__Brief__. Tally up the lines carrying the string "direction" and respond with only the resulting number.

----------

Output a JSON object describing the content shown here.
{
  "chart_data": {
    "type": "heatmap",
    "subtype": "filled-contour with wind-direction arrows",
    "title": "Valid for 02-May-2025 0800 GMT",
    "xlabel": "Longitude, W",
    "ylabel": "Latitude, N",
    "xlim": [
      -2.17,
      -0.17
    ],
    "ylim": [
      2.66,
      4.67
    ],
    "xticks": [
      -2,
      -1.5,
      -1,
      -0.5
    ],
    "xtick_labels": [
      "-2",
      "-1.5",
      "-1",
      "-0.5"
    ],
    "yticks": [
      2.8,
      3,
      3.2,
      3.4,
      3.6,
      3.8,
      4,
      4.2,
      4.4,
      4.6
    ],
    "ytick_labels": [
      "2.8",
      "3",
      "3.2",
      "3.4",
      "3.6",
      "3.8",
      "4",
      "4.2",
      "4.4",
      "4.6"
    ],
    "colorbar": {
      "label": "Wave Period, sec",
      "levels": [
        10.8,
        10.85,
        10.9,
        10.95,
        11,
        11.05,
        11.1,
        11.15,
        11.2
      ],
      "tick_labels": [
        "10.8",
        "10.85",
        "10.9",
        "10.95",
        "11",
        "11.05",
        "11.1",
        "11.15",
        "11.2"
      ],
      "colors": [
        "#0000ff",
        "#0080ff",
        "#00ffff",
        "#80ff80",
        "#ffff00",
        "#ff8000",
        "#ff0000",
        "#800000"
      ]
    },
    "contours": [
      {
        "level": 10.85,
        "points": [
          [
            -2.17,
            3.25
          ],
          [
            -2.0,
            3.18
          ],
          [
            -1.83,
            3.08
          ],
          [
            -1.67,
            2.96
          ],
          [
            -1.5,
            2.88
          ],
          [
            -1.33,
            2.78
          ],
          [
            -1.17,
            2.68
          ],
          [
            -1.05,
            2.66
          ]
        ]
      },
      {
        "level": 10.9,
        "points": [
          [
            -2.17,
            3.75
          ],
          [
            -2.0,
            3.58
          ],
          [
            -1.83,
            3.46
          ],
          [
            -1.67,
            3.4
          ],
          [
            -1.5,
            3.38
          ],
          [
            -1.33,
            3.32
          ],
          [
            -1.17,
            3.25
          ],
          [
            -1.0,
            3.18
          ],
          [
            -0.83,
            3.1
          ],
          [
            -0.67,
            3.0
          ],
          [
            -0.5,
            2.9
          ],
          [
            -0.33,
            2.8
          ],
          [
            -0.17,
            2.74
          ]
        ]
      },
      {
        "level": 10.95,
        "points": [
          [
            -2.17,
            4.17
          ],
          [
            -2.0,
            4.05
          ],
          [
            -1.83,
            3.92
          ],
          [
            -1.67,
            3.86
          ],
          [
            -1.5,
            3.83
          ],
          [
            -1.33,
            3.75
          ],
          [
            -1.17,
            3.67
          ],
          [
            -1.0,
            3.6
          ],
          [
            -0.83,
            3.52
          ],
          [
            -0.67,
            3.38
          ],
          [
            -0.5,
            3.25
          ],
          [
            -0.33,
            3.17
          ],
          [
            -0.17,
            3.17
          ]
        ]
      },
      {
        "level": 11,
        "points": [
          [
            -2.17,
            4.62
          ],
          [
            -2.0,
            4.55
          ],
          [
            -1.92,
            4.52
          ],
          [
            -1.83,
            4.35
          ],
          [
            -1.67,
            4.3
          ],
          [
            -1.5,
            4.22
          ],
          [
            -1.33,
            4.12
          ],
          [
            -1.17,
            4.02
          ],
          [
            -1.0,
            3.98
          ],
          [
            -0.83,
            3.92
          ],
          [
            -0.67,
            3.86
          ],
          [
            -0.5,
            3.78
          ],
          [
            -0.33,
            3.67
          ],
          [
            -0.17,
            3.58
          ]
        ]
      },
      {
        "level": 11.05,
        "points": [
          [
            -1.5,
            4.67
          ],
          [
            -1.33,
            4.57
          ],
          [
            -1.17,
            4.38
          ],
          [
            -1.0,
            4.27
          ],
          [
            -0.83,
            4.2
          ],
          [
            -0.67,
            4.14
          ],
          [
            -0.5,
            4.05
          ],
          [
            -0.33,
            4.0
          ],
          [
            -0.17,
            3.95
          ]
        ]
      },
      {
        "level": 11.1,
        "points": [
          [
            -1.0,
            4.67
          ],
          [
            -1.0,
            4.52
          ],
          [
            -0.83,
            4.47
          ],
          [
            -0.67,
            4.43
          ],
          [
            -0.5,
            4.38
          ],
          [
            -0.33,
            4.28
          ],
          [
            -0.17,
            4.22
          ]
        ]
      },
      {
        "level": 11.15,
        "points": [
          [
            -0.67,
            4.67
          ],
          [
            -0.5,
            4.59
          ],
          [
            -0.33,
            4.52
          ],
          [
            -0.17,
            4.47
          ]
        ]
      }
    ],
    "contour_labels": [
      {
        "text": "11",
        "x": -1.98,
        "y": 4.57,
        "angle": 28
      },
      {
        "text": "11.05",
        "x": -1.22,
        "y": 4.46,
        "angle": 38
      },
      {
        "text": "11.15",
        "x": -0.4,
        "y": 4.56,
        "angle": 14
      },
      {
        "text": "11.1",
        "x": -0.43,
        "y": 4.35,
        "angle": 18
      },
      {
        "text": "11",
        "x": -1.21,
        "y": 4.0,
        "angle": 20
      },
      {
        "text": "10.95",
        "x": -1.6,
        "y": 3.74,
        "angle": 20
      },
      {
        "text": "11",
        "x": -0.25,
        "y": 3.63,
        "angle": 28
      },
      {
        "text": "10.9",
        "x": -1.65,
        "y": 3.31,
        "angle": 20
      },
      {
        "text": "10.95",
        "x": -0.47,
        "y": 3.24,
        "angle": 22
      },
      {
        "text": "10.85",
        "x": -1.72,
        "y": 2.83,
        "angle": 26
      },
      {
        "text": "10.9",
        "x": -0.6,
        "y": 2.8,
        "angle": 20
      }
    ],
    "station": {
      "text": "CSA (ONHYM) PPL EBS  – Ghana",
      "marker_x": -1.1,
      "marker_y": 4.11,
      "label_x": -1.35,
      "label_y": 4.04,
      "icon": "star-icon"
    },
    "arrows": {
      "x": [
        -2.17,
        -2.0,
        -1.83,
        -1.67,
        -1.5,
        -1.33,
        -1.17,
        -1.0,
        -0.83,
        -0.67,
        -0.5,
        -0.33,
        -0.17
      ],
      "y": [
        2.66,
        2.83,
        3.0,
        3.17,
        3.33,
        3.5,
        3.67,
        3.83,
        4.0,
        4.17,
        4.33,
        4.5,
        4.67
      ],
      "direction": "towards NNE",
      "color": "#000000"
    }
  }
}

----------

__Solution for this task__. 2